### RAW RECORDS
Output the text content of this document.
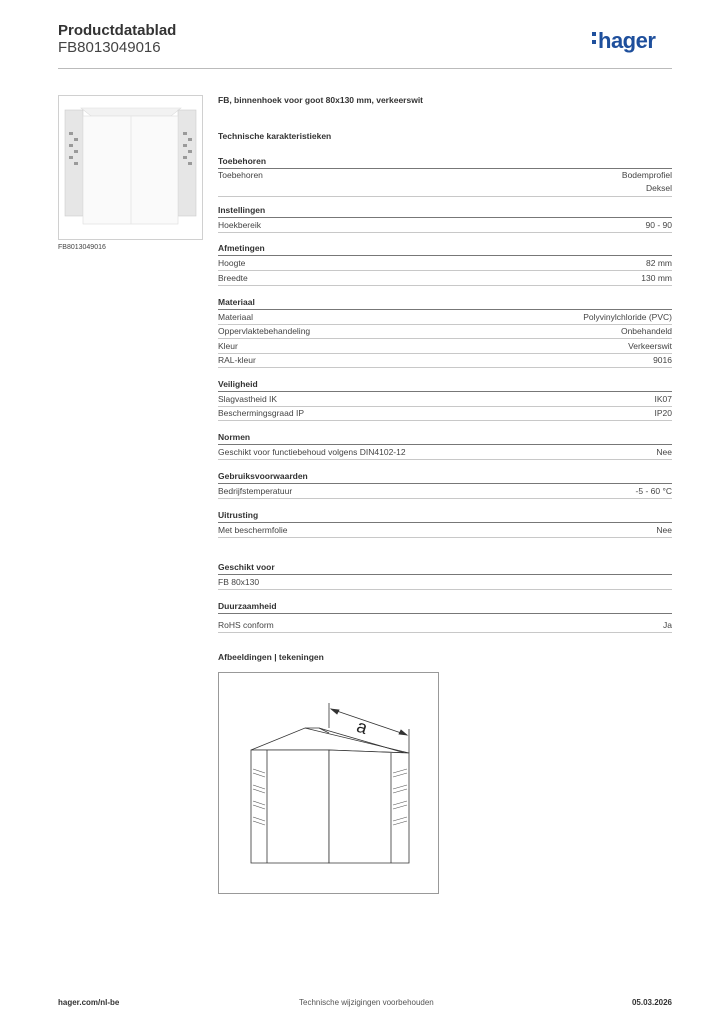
Productdatablad
FB8013049016	hager
FB8013049016
FB, binnenhoek voor goot 80x130 mm, verkeerswit
Technische karakteristieken
Toebehoren
Toebehoren	Bodemprofiel
Deksel
Instellingen
Hoekbereik	90 - 90
Afmetingen
Hoogte	82 mm
Breedte	130 mm
Materiaal
Materiaal	Polyvinylchloride (PVC)
Oppervlaktebehandeling	Onbehandeld
Kleur	Verkeerswit
RAL-kleur	9016
Veiligheid
Slagvastheid IK	IK07
Beschermingsgraad IP	IP20
Normen
Geschikt voor functiebehoud volgens DIN4102-12	Nee
Gebruiksvoorwaarden
Bedrijfstemperatuur	-5 - 60 °C
Uitrusting
Met beschermfolie	Nee
Geschikt voor
FB 80x130
Duurzaamheid
RoHS conform	Ja
Afbeeldingen | tekeningen
a
hager.com/nl-be	Technische wijzigingen voorbehouden	05.03.2026
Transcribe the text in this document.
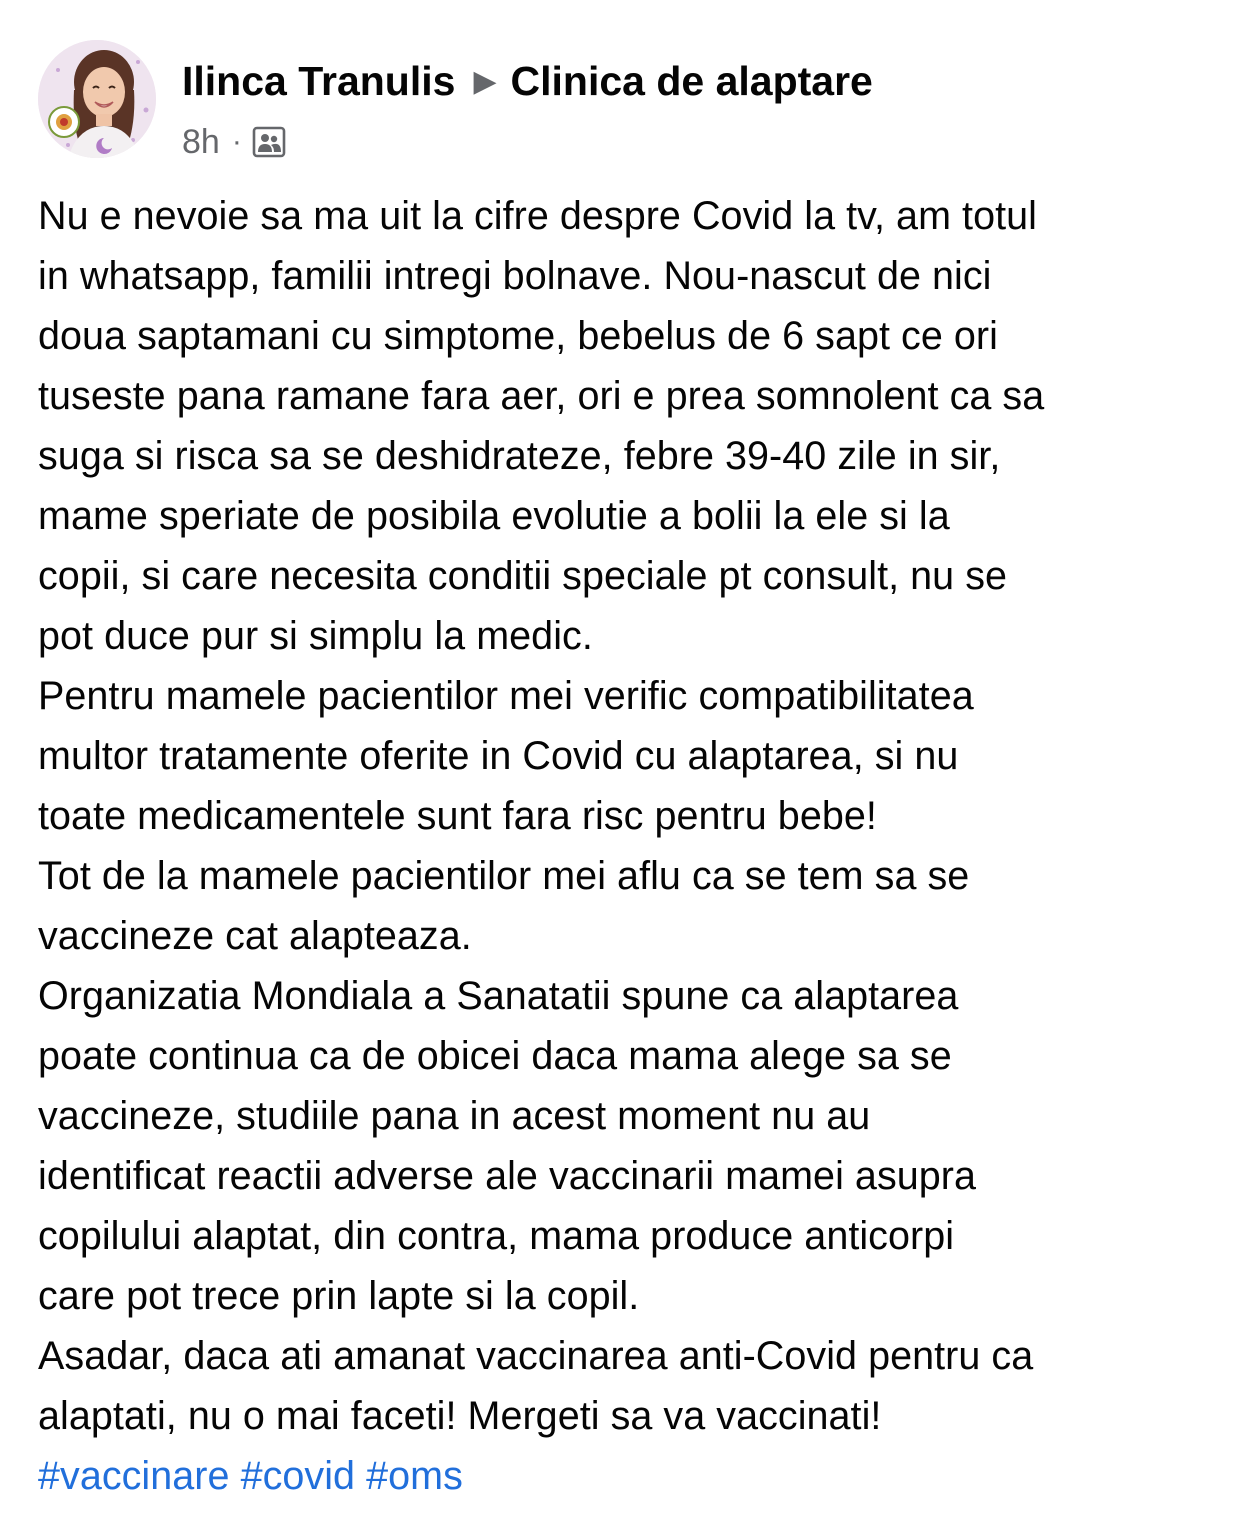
Ilinca Tranulis ▶ Clinica de alaptare
8h ·
Nu e nevoie sa ma uit la cifre despre Covid la tv, am totul
in whatsapp, familii intregi bolnave. Nou-nascut de nici
doua saptamani cu simptome, bebelus de 6 sapt ce ori
tuseste pana ramane fara aer, ori e prea somnolent ca sa
suga si risca sa se deshidrateze, febre 39-40 zile in sir,
mame speriate de posibila evolutie a bolii la ele si la
copii, si care necesita conditii speciale pt consult, nu se
pot duce pur si simplu la medic.
Pentru mamele pacientilor mei verific compatibilitatea
multor tratamente oferite in Covid cu alaptarea, si nu
toate medicamentele sunt fara risc pentru bebe!
Tot de la mamele pacientilor mei aflu ca se tem sa se
vaccineze cat alapteaza.
Organizatia Mondiala a Sanatatii spune ca alaptarea
poate continua ca de obicei daca mama alege sa se
vaccineze, studiile pana in acest moment nu au
identificat reactii adverse ale vaccinarii mamei asupra
copilului alaptat, din contra, mama produce anticorpi
care pot trece prin lapte si la copil.
Asadar, daca ati amanat vaccinarea anti-Covid pentru ca
alaptati, nu o mai faceti! Mergeti sa va vaccinati!
#vaccinare #covid #oms
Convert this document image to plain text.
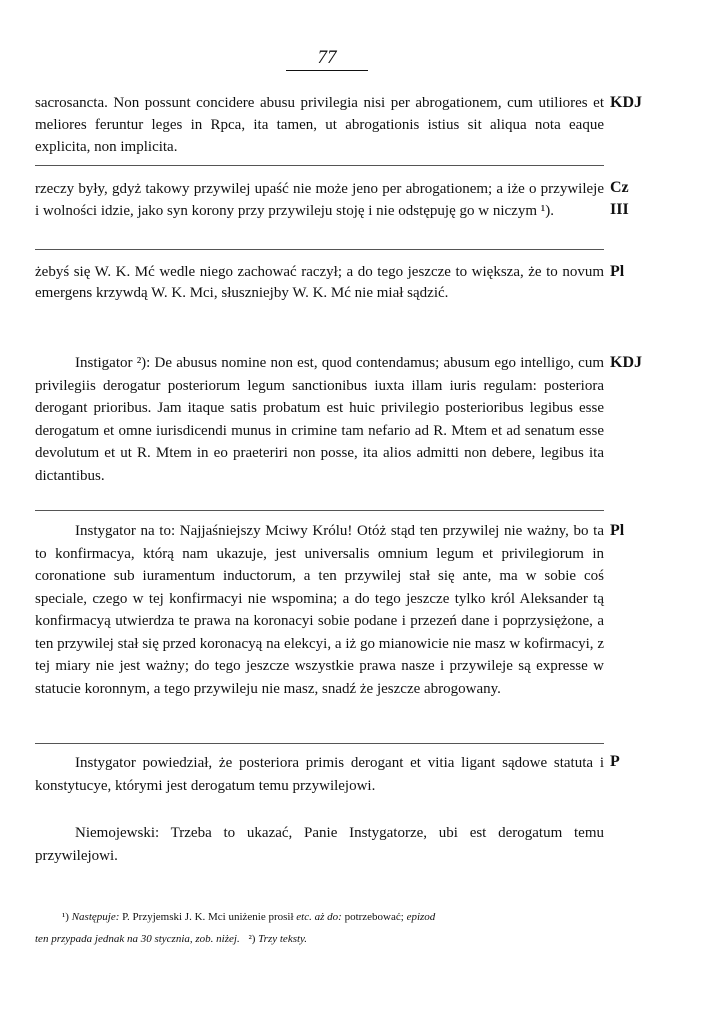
77

sacrosancta. Non possunt concidere abusu privilegia nisi per abrogationem, cum utiliores et meliores feruntur leges in Rpca, ita tamen, ut abrogationis istius sit aliqua nota eaque explicita, non implicita.

KDJ

rzeczy były, gdyż takowy przywilej upaść nie może jeno per abrogationem; a iże o przywileje i wolności idzie, jako syn korony przy przywileju stoję i nie odstępuję go w niczym ¹).

Cz
III

żebyś się W. K. Mć wedle niego zachować raczył; a do tego jeszcze to większa, że to novum emergens krzywdą W. K. Mci, słuszniejby W. K. Mć nie miał sądzić.

Pl

Instigator ²): De abusus nomine non est, quod contendamus; abusum ego intelligo, cum privilegiis derogatur posteriorum legum sanctionibus iuxta illam iuris regulam: posteriora derogant prioribus. Jam itaque satis probatum est huic privilegio posterioribus legibus esse derogatum et omne iurisdicendi munus in crimine tam nefario ad R. Mtem et ad senatum esse devolutum et ut R. Mtem in eo praeteriri non posse, ita alios admitti non debere, legibus ita dictantibus.

KDJ

Instygator na to: Najjaśniejszy Mciwy Królu! Otóż stąd ten przywilej nie ważny, bo ta to konfirmacya, którą nam ukazuje, jest universalis omnium legum et privilegiorum in coronatione sub iuramentum inductorum, a ten przywilej stał się ante, ma w sobie coś speciale, czego w tej konfirmacyi nie wspomina; a do tego jeszcze tylko król Aleksander tą konfirmacyą utwierdza te prawa na koronacyi sobie podane i przezeń dane i poprzysiężone, a ten przywilej stał się przed koronacyą na elekcyi, a iż go mianowicie nie masz w kofirmacyi, z tej miary nie jest ważny; do tego jeszcze wszystkie prawa nasze i przywileje są expresse w statucie koronnym, a tego przywileju nie masz, snadź że jeszcze abrogowany.

Pl

Instygator powiedział, że posteriora primis derogant et vitia ligant sądowe statuta i konstytucye, którymi jest derogatum temu przywilejowi.

P

Niemojewski: Trzeba to ukazać, Panie Instygatorze, ubi est derogatum temu przywilejowi.

¹) Następuje: P. Przyjemski J. K. Mci uniżenie prosił etc. aż do: potrzebować; epizod
ten przypada jednak na 30 stycznia, zob. niżej. ²) Trzy teksty.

### WHAT IS NEEDED
Collect the lines of the data that carry the word "alaptarea".

### WRITTEN SOLUTION
multor tratamente oferite in Covid cu alaptarea, si nu
Organizatia Mondiala a Sanatatii spune ca alaptarea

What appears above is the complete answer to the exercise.